WRITTEN EXERCISE A: Rewrite the paragraph in the passage on movie tastes that begins "I find myself loving films like" as a shorter bulleted list that keeps its main facts.
WRITTEN EXERCISE B: Retype the passage on movie tastes from "More on this" to "one of them.".

This rationalization overshadows the story of our interests, how we got to where we are culturally. Clash of the Titans led me to Greek mythology, which led me to mythology as a whole, and then to languages and poetry and essentially the arts in general. This is very simplistic in purpose, for I must away soon (I am seeing Cloverfield, finally – but when I get home I will pop in The Seventh Seal because I am cultured), but I would like to explore this subject further. The fact of the matter is we don’t feel ashamed of our political, economic or sexual choices. We should not be ashamed of our cultural choices either.
More on this next week.


Kevin J. Olson said...

Ali --

Once again great thoughts. I too commented on Jim's page, and even though my jumbled thoughts are only the beginning of me thinking about this, I totally agree with your three bullet points.

I find myself loving films like "Robocop" and even lesser action movies like "Death Wish 3", I can't really explain why. Even though I could reasonably go about critiquing "Robocop" and pull some major themes from the film...I mostly like it because it's exhilirating and violent in way action movies aren't these days.

"Death Wish 3" is mostly for camp reasons, I love bad movies, and boy is that one of them.

SUPPLIED INFORMATION:
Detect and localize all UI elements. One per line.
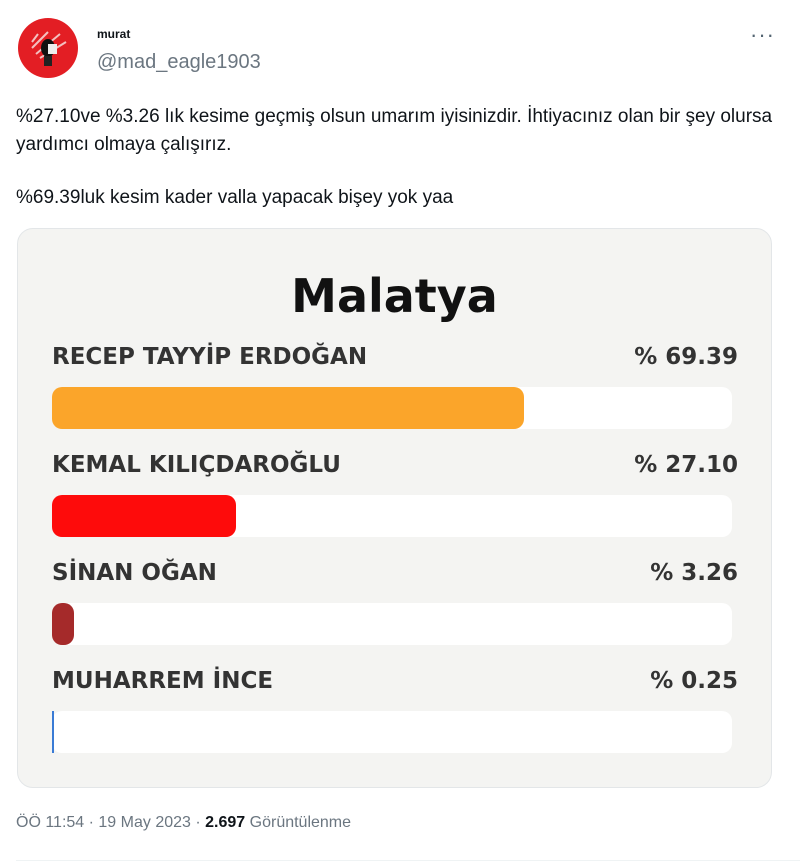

RESULT A:
- The writer loves "Robocop" and even lesser action movies such as "Death Wish 3" but can't really explain why.
- The writer could reasonably critique "Robocop" and draw major themes from it.
- The writer mostly likes it because it is exhilarating and violent in a way action movies aren't these days.

RESULT B:
More on this next week.


Kevin J. Olson said...

Ali --

Once again great thoughts. I too commented on Jim's page, and even though my jumbled thoughts are only the beginning of me thinking about this, I totally agree with your three bullet points.

I find myself loving films like "Robocop" and even lesser action movies like "Death Wish 3", I can't really explain why. Even though I could reasonably go about critiquing "Robocop" and pull some major themes from the film...I mostly like it because it's exhilirating and violent in way action movies aren't these days.

"Death Wish 3" is mostly for camp reasons, I love bad movies, and boy is that one of them.